Text =>
((

OP, you wrote that you have ms. Your health insurance provider in the US is likely to regard that as a pre-existing condition and on those grounds refuse to pay for any of your treatment. It is imperative that, before you move to the US, you discuss this, not with your DH's HR people, but directly with the insurance provider. And get the results of the discussion in writing.

MrsKoala Tue 22-Jan-13 12:00:48

that's another reason to move. his commuting/travel costs are costing £600 per month and we rent a car for £500 per month as ours died the week before xmas.

when we move he will be a walk to work and the company will rent us a car.

MrsKoala Tue 22-Jan-13 11:57:54

we have stopped the shares completely this month as my MA stops so we will need the money. after all our considerable outgoings we are only left with £600 per month now - even when he stops the shares. so any more than £50 is taking us close to the edge, and we wont be saving anything either.

shewhowines Tue 22-Jan-13 11:45:14

TBH i seem to be a lone voice here with some sympathy for your DH.

He has not frittered away savings as such. He has moved your savings into shares - albeit monthly rather than in one go.

He may have even done you a favour, in that now everything is invested and tied up, he will have to be more open to budgeting.

))

Entries supplied =>

((

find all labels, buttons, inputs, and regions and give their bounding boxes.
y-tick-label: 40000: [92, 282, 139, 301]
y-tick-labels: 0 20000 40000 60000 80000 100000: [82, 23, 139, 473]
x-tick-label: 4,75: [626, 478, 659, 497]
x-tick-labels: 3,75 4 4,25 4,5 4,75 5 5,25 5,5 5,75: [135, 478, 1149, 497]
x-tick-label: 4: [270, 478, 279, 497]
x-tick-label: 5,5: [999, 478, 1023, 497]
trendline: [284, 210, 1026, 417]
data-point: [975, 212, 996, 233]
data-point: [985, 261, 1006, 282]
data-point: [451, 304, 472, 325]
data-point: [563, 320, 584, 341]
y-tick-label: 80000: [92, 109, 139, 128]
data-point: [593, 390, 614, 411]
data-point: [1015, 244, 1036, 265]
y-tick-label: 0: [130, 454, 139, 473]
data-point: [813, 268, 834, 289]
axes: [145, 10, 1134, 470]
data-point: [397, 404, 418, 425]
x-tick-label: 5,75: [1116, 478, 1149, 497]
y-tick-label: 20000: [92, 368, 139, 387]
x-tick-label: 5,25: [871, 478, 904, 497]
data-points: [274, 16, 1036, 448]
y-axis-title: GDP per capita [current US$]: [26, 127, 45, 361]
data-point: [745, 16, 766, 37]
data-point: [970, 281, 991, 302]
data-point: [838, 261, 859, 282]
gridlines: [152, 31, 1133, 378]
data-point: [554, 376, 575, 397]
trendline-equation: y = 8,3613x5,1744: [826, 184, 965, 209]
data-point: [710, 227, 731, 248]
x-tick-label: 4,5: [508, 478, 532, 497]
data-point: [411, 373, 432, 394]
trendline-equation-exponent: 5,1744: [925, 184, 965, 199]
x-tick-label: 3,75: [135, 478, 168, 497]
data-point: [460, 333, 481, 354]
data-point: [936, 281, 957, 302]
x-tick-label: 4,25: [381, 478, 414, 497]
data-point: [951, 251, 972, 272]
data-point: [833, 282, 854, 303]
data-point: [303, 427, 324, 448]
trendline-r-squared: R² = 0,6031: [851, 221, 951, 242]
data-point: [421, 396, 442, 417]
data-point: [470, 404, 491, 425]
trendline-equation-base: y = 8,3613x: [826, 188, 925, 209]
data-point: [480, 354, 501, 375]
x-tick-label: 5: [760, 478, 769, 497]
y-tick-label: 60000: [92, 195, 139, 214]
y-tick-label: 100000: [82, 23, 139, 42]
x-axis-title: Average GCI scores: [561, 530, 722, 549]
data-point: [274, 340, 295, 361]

))

Tasks =>
**A.** In the forum thread about the family's move and finances, what do the husband's commuting and travel costs come to each month?
**B.** Pick up the forum thread about the family's move and finances after its last sentence and continue it.

Responses in order =>
**A.** £600 per month.

**B.**
However, despite the fact that he spends, what most of us would think of as unreasonable, amounts of money on fripparies, he and you CAN afford it. He has not got you into debt. You still have savings although in another format. Just because you don't prioritise snacks/coffees etc, it doesn't mean that he shouldn't see that as important. Of course that doesn't mean you should go without either.

With no money from savings to subsidise the shares, you now need to work out together, where to go from now on.

If he still wants to buy shares then he will need to budget and reduce his spending. It may mean you can't sustain the £850 per month - even if he does budget. But with budgeting you can buy more shares.

You don't need to save that amount per month. It looks to me that you could still buy a reduced amount of shares whilst still budgeting for his current level of spend on snacks/meals etc. It is NBU of him to wish to do this otherwise in his words "what's the point of working?"

You need to take into account your own financial needs and work that into how you progress from here. You shouldn't need to be ordering the cheapest main and drinking water either.

You are in a very privileged position to be able to have savings of any sort. He hasn't frittered them away, he has transferred them.

Now you have to work out how many shares you can afford whilst allowing him to spend what he wants and letting you have some money for yourself too.

I think YABU to make him stick to a budget of £50.
Decide together if you want to buy shares or have money to spend on whatever you both want. You need to decide together how you allocate your disposable income. He can afford his current lifestyle but will have to give up buying some shares each month.

MrsKoala Tue 22-Jan-13 11:25:15

well we are no where near bankruptcy. but thanks anyway. i'm not sure what their policy is tho. i will ask him.

Gigondas Tue 22-Jan-13 11:07:02

The point about bankruptcy is more clear cut than bribery- in some jobs it is a sackable offence.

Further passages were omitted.